Material provided —

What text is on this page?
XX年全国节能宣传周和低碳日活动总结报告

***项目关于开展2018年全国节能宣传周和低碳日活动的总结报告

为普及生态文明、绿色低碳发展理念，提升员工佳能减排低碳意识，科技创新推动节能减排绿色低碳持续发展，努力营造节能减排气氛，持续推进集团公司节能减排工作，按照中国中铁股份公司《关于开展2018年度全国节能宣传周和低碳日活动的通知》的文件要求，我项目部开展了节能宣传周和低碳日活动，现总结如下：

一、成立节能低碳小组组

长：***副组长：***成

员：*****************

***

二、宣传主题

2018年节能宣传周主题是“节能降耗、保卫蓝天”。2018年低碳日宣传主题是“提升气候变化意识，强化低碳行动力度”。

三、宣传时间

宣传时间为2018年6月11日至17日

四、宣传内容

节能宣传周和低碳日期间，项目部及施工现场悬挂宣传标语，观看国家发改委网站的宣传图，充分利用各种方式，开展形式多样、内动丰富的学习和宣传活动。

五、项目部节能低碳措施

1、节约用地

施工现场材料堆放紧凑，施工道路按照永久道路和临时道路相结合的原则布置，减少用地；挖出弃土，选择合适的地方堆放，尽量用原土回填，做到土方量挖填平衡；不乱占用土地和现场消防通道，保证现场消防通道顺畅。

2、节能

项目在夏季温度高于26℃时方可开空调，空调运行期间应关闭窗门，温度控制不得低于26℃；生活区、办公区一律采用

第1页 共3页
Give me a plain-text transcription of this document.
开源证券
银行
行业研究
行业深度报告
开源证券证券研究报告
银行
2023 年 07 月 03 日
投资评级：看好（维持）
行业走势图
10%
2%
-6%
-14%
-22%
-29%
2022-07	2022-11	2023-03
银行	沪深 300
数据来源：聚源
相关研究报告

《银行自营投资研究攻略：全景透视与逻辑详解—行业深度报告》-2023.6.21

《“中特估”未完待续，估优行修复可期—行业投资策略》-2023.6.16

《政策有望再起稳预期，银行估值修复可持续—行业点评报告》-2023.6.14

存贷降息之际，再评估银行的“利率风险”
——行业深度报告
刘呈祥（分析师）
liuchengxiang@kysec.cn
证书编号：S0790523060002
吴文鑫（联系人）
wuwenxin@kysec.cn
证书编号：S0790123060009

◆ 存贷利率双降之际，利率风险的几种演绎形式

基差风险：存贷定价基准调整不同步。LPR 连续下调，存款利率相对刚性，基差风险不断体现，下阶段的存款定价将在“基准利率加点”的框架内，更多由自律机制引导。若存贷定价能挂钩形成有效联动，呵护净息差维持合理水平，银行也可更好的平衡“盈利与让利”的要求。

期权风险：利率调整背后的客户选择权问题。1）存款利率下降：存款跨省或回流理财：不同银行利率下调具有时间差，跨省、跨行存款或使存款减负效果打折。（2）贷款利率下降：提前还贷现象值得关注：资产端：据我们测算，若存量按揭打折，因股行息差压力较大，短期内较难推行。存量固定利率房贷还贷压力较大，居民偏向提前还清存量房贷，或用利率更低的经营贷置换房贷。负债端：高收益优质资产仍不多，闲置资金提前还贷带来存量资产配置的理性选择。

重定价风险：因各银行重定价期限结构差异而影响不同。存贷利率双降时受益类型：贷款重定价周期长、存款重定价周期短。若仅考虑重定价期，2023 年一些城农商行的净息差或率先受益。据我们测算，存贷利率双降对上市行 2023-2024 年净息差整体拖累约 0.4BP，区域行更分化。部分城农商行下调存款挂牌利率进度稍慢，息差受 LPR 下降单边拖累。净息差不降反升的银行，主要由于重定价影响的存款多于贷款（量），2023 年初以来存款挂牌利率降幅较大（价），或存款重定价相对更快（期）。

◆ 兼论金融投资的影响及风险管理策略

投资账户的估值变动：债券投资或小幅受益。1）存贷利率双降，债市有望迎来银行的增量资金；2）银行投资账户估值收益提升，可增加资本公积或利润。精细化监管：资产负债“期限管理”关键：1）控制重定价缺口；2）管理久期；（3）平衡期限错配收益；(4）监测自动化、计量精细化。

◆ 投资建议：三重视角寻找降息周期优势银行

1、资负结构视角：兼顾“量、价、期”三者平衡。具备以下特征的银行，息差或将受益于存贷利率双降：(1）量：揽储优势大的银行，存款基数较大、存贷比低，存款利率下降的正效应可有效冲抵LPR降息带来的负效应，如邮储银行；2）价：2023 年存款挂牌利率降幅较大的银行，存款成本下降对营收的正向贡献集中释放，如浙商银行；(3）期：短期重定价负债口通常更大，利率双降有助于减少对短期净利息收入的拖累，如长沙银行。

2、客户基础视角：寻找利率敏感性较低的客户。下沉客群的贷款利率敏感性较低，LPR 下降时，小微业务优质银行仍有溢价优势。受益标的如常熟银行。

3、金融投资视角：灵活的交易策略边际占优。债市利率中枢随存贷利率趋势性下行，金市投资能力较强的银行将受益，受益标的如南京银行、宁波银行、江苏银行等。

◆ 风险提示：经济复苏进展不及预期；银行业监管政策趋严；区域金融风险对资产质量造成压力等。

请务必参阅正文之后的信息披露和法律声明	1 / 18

Problem description — Look through the entries and find each line that has the string "行业深度报告". Copy those lines.

Written solution —
行业深度报告
《银行自营投资研究攻略：全景透视与逻辑详解—行业深度报告》-2023.6.21
——行业深度报告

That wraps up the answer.